**Brief:** Search the records that follow and extract every line containing the string "Марічка".

-------

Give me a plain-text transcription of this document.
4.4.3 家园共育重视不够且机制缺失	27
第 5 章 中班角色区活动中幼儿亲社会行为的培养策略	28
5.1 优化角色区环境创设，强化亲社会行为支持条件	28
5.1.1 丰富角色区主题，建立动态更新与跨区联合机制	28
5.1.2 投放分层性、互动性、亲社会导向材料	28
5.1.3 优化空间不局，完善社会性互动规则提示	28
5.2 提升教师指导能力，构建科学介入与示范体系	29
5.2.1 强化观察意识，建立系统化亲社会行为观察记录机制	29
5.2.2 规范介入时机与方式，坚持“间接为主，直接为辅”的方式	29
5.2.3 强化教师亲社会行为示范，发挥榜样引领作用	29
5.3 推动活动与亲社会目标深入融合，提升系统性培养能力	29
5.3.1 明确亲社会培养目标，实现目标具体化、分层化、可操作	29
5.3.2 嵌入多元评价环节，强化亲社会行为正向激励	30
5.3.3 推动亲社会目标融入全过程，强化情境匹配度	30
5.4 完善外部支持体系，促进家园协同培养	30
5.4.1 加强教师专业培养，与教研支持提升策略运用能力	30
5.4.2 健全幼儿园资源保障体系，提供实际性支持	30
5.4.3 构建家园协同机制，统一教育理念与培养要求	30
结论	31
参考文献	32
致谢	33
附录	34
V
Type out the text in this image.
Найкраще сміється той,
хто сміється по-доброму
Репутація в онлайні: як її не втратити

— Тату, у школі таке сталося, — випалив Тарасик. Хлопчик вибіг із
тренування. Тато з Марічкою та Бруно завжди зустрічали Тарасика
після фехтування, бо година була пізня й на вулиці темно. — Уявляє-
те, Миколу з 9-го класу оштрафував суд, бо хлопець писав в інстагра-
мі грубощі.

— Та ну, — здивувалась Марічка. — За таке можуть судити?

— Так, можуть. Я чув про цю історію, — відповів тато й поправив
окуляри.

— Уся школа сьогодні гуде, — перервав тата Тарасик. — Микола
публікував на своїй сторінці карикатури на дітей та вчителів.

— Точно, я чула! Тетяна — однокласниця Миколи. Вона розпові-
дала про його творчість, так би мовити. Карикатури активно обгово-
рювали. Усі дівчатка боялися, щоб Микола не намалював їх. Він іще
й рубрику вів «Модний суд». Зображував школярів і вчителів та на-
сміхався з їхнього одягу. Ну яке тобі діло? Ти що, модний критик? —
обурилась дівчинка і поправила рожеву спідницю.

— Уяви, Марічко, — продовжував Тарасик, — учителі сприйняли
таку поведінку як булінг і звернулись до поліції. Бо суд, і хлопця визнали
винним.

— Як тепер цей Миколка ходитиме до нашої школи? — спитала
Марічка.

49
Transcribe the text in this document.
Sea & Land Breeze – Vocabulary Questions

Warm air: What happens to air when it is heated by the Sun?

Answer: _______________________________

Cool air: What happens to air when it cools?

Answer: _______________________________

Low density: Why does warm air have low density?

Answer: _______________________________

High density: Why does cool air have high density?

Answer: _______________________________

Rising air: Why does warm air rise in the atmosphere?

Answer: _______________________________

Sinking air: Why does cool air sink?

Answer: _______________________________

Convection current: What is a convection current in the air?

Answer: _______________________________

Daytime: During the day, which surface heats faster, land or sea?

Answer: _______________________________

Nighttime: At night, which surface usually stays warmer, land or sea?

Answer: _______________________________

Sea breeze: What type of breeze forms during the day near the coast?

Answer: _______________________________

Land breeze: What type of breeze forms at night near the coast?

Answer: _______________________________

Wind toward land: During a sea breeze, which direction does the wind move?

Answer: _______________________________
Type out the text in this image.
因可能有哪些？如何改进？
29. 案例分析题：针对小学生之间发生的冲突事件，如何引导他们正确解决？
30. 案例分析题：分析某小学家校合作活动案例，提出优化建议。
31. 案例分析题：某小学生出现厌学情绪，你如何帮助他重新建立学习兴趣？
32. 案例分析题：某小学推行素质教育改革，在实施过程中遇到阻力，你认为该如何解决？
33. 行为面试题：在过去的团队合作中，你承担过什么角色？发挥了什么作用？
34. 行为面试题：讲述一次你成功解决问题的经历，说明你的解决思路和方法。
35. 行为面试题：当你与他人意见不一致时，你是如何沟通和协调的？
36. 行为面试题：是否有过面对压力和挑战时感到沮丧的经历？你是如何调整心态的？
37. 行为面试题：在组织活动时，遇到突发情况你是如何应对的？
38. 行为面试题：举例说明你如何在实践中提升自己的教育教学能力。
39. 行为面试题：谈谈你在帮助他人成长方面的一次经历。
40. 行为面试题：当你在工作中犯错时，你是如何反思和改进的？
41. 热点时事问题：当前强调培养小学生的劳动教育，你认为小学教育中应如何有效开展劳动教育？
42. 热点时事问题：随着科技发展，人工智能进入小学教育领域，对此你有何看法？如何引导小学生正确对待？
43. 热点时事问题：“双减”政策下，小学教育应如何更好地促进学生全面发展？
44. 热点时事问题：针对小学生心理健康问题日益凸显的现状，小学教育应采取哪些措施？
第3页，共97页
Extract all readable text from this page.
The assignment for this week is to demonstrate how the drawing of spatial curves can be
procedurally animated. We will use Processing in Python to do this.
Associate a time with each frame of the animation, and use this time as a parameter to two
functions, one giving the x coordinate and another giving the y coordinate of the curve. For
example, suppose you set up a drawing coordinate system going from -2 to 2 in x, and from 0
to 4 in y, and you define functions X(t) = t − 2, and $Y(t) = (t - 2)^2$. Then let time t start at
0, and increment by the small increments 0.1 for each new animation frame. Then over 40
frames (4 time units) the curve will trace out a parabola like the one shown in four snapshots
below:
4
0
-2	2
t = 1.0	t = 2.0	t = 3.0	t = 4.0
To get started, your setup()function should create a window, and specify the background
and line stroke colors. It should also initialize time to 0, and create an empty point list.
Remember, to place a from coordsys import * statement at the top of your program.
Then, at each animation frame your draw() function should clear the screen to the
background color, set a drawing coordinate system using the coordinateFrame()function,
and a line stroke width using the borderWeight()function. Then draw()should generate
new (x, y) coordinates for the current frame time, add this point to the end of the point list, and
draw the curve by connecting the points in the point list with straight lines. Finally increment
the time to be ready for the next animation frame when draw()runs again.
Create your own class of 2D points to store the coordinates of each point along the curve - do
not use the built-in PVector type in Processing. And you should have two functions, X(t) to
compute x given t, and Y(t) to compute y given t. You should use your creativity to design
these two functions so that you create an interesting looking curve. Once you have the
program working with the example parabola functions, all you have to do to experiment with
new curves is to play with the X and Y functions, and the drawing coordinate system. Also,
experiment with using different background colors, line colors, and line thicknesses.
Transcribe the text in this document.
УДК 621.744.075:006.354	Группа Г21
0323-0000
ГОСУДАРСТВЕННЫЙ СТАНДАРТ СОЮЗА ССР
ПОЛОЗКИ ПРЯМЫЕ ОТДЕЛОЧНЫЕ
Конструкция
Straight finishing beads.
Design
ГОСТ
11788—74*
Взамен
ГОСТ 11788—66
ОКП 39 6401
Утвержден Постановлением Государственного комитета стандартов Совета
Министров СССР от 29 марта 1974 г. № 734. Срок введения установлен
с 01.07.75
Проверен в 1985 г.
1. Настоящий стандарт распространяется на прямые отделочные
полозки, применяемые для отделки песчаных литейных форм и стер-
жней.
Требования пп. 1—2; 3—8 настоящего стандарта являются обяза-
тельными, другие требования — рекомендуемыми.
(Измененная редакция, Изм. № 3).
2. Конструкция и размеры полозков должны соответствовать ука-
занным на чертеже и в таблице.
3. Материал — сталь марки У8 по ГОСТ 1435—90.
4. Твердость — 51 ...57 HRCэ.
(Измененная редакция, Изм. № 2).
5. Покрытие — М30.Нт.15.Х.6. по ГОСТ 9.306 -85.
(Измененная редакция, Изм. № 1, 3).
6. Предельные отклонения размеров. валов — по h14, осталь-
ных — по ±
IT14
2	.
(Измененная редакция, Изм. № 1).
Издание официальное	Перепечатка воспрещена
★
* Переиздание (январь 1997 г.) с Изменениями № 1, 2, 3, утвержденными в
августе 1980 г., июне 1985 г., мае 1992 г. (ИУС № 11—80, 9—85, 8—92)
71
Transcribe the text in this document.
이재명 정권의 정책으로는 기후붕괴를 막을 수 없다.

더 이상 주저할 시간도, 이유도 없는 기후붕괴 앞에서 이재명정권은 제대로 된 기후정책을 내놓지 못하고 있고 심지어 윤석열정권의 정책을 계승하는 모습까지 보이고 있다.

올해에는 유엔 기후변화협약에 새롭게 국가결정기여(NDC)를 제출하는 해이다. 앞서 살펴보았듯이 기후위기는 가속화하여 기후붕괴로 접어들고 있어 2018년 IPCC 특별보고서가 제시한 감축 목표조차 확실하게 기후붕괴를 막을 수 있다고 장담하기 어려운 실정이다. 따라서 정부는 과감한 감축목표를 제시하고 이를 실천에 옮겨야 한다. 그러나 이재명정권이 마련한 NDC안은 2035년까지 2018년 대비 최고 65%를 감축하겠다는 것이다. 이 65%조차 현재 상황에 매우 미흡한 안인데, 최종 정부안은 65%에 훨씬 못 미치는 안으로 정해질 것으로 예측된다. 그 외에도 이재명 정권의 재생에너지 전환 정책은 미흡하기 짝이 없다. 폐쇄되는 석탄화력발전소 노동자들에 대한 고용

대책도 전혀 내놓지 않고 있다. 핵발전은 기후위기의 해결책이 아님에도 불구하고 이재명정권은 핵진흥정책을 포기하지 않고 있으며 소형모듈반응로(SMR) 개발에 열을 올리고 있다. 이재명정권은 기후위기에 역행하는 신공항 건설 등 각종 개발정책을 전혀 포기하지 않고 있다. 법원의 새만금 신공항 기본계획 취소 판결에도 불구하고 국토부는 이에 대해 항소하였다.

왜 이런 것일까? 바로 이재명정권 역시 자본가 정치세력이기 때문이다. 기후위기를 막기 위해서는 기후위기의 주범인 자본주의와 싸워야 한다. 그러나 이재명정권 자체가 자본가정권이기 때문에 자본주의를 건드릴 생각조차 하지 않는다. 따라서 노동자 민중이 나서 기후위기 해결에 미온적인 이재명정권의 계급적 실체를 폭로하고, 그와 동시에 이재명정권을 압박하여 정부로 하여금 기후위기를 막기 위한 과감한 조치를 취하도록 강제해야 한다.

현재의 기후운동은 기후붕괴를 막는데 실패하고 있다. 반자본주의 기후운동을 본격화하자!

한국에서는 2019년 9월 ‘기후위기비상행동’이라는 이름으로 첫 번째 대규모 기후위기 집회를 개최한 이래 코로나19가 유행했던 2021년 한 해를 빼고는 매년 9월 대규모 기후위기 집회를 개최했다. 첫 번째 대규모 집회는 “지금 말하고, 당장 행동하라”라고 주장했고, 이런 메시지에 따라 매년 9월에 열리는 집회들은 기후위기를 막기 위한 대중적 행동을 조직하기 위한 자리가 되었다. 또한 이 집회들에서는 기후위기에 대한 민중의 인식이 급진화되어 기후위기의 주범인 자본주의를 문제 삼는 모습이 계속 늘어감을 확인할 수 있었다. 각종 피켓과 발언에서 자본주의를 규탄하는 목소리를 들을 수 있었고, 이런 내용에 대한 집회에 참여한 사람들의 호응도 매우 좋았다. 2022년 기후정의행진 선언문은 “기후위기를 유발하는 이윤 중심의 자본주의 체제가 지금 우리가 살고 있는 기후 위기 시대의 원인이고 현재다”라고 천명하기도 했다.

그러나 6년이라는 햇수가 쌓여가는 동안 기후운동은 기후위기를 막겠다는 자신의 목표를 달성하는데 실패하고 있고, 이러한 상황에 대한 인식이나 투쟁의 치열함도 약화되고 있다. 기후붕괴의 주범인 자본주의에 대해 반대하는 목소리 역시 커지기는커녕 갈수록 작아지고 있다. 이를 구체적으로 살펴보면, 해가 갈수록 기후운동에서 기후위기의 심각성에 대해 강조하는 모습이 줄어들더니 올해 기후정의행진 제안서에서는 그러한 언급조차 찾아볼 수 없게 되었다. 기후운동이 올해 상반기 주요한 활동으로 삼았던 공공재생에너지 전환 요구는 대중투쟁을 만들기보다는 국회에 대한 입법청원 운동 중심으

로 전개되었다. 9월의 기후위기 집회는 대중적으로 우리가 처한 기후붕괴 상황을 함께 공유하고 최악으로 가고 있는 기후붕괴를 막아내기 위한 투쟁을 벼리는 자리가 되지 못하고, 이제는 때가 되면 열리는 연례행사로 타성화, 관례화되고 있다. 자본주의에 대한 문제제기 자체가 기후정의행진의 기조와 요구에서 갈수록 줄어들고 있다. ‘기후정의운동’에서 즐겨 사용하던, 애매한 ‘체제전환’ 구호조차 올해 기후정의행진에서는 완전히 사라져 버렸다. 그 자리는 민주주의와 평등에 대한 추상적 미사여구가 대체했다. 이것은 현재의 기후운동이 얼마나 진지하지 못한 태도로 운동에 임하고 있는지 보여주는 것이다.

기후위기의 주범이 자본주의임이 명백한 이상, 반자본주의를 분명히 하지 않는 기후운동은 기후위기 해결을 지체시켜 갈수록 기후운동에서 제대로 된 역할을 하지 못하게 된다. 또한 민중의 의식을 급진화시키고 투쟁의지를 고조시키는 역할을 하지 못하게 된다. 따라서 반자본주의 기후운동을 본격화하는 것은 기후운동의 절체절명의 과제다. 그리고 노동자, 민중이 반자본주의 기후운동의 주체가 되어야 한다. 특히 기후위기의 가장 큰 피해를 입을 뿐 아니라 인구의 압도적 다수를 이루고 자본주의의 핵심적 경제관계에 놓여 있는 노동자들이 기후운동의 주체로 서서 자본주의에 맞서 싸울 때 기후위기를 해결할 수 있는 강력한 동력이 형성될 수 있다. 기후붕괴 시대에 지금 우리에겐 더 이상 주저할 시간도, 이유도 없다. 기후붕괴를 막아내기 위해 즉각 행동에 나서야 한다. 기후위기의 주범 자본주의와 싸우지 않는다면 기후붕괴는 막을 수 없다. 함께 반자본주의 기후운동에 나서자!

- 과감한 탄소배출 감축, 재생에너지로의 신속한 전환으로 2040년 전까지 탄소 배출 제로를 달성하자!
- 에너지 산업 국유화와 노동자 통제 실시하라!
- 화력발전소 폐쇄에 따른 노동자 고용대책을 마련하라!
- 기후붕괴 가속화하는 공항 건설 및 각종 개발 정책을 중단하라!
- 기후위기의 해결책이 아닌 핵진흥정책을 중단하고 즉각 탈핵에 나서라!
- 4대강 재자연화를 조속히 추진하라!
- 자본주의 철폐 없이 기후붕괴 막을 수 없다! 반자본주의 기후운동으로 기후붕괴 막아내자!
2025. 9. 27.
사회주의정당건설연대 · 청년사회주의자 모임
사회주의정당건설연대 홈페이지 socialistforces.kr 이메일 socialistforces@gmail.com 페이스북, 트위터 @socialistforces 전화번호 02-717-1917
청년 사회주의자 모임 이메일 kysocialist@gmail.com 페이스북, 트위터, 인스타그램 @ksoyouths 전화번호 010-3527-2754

-------

**Answer to the task:**
— Та ну, — здивувалась Марічка. — За таке можуть судити?
Марічка.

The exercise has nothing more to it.